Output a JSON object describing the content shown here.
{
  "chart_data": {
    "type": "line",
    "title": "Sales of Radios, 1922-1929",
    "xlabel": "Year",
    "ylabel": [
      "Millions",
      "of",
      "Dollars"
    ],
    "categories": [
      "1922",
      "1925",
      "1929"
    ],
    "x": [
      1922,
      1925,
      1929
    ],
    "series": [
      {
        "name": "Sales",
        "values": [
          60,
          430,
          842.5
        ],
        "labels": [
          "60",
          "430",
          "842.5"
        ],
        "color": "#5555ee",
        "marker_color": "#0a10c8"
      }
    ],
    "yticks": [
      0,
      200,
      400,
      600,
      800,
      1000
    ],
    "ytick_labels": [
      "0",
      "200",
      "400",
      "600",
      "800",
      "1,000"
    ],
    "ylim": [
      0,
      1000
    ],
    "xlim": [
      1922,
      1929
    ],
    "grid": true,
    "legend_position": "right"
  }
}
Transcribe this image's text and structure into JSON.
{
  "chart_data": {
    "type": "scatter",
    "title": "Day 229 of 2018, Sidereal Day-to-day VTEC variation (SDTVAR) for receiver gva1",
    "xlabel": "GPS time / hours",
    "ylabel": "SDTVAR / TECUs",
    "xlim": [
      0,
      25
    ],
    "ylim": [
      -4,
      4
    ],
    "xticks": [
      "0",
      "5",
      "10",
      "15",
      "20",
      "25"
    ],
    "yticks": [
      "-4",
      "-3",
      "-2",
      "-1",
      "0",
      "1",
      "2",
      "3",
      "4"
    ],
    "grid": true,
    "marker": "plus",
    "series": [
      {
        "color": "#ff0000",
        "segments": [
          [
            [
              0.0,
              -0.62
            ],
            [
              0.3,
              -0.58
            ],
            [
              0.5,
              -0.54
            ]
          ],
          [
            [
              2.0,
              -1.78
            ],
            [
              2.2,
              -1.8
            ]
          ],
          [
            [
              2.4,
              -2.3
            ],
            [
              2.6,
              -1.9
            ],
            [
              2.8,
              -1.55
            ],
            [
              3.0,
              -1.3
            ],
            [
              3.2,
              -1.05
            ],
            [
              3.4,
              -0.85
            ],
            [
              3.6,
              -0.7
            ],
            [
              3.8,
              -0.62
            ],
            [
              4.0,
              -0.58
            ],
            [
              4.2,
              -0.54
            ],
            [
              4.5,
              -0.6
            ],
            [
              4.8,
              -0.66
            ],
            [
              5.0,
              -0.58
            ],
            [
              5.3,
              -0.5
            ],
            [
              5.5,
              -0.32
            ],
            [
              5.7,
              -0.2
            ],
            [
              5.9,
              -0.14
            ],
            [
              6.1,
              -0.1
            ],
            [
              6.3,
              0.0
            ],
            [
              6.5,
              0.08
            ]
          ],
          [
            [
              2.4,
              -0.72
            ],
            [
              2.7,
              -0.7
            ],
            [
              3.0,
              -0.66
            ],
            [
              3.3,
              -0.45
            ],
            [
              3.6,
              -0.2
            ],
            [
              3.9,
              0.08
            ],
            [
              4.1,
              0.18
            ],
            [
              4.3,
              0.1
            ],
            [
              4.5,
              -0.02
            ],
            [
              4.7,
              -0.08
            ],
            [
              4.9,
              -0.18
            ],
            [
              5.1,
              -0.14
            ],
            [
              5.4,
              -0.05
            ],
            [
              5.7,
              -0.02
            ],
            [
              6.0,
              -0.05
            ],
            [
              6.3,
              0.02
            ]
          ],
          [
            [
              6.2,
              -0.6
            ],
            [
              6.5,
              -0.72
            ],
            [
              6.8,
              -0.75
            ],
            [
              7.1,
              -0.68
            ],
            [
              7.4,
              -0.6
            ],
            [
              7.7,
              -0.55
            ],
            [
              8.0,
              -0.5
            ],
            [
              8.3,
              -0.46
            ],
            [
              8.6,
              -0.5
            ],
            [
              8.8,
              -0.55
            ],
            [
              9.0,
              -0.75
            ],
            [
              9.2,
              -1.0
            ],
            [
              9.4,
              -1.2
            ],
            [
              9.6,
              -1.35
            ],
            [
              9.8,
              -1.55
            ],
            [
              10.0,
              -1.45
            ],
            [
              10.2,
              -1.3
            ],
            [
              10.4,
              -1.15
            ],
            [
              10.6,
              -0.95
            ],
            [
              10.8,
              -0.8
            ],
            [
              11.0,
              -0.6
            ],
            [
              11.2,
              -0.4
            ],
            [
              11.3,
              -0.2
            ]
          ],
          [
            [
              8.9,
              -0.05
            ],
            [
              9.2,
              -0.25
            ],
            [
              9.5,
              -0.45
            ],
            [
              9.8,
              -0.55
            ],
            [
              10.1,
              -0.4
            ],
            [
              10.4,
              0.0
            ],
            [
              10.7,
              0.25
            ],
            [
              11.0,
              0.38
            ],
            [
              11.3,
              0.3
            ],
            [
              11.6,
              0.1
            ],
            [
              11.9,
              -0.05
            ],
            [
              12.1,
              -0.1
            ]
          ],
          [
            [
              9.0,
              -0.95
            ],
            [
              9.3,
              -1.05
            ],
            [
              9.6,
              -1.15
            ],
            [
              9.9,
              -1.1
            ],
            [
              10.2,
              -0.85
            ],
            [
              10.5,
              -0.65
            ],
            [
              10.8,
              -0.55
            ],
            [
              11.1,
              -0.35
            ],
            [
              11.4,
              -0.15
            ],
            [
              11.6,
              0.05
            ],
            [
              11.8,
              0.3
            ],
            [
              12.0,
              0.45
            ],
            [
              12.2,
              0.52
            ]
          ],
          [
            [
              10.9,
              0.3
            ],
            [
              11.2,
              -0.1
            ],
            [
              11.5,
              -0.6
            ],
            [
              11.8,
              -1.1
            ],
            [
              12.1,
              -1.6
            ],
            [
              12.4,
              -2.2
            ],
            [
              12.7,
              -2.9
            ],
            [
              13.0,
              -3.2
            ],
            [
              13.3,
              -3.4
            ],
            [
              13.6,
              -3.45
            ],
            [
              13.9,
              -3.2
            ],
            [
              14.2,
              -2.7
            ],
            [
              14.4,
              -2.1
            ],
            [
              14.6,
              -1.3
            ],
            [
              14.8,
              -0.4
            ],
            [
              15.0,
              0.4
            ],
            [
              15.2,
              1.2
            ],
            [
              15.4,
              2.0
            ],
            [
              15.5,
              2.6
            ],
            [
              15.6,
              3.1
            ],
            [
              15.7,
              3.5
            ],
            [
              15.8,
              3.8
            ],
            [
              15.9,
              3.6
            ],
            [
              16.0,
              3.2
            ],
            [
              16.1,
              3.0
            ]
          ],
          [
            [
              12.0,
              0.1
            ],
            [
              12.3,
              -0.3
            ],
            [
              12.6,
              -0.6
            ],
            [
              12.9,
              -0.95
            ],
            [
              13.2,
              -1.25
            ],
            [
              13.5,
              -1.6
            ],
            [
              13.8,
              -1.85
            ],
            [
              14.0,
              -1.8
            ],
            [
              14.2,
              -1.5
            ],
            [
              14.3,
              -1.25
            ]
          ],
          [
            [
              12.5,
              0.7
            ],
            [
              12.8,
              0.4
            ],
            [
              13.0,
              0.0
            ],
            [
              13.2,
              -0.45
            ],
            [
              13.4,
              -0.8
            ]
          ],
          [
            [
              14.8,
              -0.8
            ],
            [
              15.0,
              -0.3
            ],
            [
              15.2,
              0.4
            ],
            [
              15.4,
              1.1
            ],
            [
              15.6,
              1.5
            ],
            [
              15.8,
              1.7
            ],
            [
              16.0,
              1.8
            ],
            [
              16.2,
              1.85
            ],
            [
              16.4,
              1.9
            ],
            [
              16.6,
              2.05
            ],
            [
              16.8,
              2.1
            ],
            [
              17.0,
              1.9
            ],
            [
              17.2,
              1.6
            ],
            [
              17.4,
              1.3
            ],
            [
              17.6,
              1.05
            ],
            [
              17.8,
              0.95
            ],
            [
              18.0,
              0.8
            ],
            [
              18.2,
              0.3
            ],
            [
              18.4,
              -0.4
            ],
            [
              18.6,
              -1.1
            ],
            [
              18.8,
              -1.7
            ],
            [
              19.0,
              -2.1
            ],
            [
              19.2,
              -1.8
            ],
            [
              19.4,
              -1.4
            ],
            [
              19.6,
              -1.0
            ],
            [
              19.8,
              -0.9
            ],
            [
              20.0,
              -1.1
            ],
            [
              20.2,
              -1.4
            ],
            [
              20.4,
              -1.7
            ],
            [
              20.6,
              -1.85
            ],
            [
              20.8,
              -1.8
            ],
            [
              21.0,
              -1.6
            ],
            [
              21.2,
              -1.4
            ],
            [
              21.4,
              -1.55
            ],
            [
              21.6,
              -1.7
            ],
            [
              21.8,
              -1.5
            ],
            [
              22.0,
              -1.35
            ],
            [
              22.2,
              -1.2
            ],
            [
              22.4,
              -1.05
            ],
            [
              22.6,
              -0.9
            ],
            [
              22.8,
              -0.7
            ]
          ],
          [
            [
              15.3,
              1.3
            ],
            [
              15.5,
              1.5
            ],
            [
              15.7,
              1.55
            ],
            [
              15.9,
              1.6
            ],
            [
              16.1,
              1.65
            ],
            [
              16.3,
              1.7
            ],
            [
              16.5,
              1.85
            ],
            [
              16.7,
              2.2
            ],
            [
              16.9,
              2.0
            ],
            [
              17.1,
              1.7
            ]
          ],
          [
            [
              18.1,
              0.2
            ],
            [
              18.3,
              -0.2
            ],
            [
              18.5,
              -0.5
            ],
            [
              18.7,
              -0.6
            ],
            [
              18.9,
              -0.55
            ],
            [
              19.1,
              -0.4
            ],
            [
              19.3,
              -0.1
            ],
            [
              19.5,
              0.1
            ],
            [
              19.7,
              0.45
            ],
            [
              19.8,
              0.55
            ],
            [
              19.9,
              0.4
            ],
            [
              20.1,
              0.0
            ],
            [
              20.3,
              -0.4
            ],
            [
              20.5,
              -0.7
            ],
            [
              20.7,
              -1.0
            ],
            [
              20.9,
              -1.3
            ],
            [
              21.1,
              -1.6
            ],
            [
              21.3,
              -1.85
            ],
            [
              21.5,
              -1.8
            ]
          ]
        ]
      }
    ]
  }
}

STATED GOAL: Copy every line of the entries above in which "SDTVAR" occurs.

TASK RESULT:
    "title": "Day 229 of 2018, Sidereal Day-to-day VTEC variation (SDTVAR) for receiver gva1",
    "ylabel": "SDTVAR / TECUs",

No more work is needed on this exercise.